---- PROVIDED DATA

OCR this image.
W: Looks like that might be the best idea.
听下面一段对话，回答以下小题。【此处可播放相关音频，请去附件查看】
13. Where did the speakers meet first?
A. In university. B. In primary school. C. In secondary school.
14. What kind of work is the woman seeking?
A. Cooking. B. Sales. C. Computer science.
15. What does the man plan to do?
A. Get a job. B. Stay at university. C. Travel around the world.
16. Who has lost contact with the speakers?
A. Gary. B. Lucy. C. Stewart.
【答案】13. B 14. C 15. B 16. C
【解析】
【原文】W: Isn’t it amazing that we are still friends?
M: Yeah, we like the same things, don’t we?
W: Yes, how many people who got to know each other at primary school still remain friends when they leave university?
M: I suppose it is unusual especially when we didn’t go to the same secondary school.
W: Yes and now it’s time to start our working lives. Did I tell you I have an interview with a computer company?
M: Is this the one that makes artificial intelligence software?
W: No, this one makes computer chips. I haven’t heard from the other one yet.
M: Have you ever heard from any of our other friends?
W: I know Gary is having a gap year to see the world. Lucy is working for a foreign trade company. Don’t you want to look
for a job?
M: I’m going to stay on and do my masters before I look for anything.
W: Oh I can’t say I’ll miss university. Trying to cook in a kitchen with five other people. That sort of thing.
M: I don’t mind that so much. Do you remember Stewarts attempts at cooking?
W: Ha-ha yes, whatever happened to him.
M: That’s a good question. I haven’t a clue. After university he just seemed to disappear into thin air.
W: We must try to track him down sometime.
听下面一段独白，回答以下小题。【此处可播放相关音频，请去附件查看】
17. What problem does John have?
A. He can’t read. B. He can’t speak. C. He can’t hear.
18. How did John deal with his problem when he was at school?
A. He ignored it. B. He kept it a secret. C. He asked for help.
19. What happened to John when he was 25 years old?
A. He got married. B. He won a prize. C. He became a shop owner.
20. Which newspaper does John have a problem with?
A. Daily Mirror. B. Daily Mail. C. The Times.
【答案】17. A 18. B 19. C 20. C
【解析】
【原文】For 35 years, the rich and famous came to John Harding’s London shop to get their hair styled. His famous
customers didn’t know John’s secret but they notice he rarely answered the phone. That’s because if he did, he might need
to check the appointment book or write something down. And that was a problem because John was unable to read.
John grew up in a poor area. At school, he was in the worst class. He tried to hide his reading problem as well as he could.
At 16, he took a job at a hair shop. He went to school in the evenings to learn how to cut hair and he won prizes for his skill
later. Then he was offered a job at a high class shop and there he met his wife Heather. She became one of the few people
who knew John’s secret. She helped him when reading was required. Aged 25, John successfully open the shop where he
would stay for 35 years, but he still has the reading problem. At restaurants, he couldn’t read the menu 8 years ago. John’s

--------

> _SHORT TASK_
Repeat the records above exactly as they appear.

> _CORRECT RESPONSE_
OCR this image.
W: Looks like that might be the best idea.
听下面一段对话，回答以下小题。【此处可播放相关音频，请去附件查看】
13. Where did the speakers meet first?
A. In university. B. In primary school. C. In secondary school.
14. What kind of work is the woman seeking?
A. Cooking. B. Sales. C. Computer science.
15. What does the man plan to do?
A. Get a job. B. Stay at university. C. Travel around the world.
16. Who has lost contact with the speakers?
A. Gary. B. Lucy. C. Stewart.
【答案】13. B 14. C 15. B 16. C
【解析】
【原文】W: Isn’t it amazing that we are still friends?
M: Yeah, we like the same things, don’t we?
W: Yes, how many people who got to know each other at primary school still remain friends when they leave university?
M: I suppose it is unusual especially when we didn’t go to the same secondary school.
W: Yes and now it’s time to start our working lives. Did I tell you I have an interview with a computer company?
M: Is this the one that makes artificial intelligence software?
W: No, this one makes computer chips. I haven’t heard from the other one yet.
M: Have you ever heard from any of our other friends?
W: I know Gary is having a gap year to see the world. Lucy is working for a foreign trade company. Don’t you want to look
for a job?
M: I’m going to stay on and do my masters before I look for anything.
W: Oh I can’t say I’ll miss university. Trying to cook in a kitchen with five other people. That sort of thing.
M: I don’t mind that so much. Do you remember Stewarts attempts at cooking?
W: Ha-ha yes, whatever happened to him.
M: That’s a good question. I haven’t a clue. After university he just seemed to disappear into thin air.
W: We must try to track him down sometime.
听下面一段独白，回答以下小题。【此处可播放相关音频，请去附件查看】
17. What problem does John have?
A. He can’t read. B. He can’t speak. C. He can’t hear.
18. How did John deal with his problem when he was at school?
A. He ignored it. B. He kept it a secret. C. He asked for help.
19. What happened to John when he was 25 years old?
A. He got married. B. He won a prize. C. He became a shop owner.
20. Which newspaper does John have a problem with?
A. Daily Mirror. B. Daily Mail. C. The Times.
【答案】17. A 18. B 19. C 20. C
【解析】
【原文】For 35 years, the rich and famous came to John Harding’s London shop to get their hair styled. His famous
customers didn’t know John’s secret but they notice he rarely answered the phone. That’s because if he did, he might need
to check the appointment book or write something down. And that was a problem because John was unable to read.
John grew up in a poor area. At school, he was in the worst class. He tried to hide his reading problem as well as he could.
At 16, he took a job at a hair shop. He went to school in the evenings to learn how to cut hair and he won prizes for his skill
later. Then he was offered a job at a high class shop and there he met his wife Heather. She became one of the few people
who knew John’s secret. She helped him when reading was required. Aged 25, John successfully open the shop where he
would stay for 35 years, but he still has the reading problem. At restaurants, he couldn’t read the menu 8 years ago. John’s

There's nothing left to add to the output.